THE TASK >> Go through the data and copy every line exactly, but not the images.

DATA SUPPLIED >>
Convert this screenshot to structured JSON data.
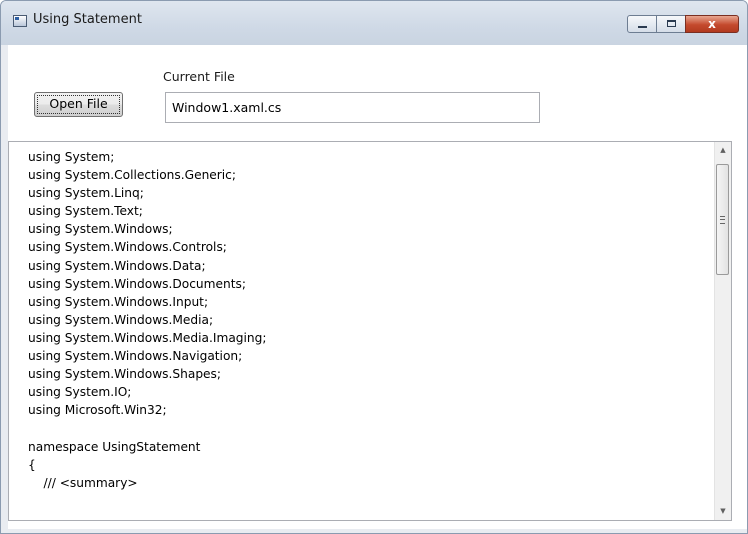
{
  "window": {
    "title": "Using Statement",
    "close_glyph": "x"
  },
  "form": {
    "current_file_label": "Current File",
    "open_button_label": "Open File",
    "current_file_value": "Window1.xaml.cs"
  },
  "icons": {
    "app": "window-icon",
    "minimize": "minimize-icon",
    "maximize": "maximize-icon",
    "close": "close-icon",
    "scroll_up": "scroll-up-arrow-icon",
    "scroll_down": "scroll-down-arrow-icon"
  },
  "scroll": {
    "up_glyph": "▲",
    "down_glyph": "▼"
  },
  "code": {
    "text": "using System;\nusing System.Collections.Generic;\nusing System.Linq;\nusing System.Text;\nusing System.Windows;\nusing System.Windows.Controls;\nusing System.Windows.Data;\nusing System.Windows.Documents;\nusing System.Windows.Input;\nusing System.Windows.Media;\nusing System.Windows.Media.Imaging;\nusing System.Windows.Navigation;\nusing System.Windows.Shapes;\nusing System.IO;\nusing Microsoft.Win32;\n\nnamespace UsingStatement\n{\n    /// <summary>"
  }
}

ANSWER TO THIS PROBLEM >>
Convert this screenshot to structured JSON data.
{
  "window": {
    "title": "Using Statement",
    "close_glyph": "x"
  },
  "form": {
    "current_file_label": "Current File",
    "open_button_label": "Open File",
    "current_file_value": "Window1.xaml.cs"
  },
  "icons": {
    "app": "window-icon",
    "minimize": "minimize-icon",
    "maximize": "maximize-icon",
    "close": "close-icon",
    "scroll_up": "scroll-up-arrow-icon",
    "scroll_down": "scroll-down-arrow-icon"
  },
  "scroll": {
    "up_glyph": "▲",
    "down_glyph": "▼"
  },
  "code": {
    "text": "using System;\nusing System.Collections.Generic;\nusing System.Linq;\nusing System.Text;\nusing System.Windows;\nusing System.Windows.Controls;\nusing System.Windows.Data;\nusing System.Windows.Documents;\nusing System.Windows.Input;\nusing System.Windows.Media;\nusing System.Windows.Media.Imaging;\nusing System.Windows.Navigation;\nusing System.Windows.Shapes;\nusing System.IO;\nusing Microsoft.Win32;\n\nnamespace UsingStatement\n{\n    /// <summary>"
  }
}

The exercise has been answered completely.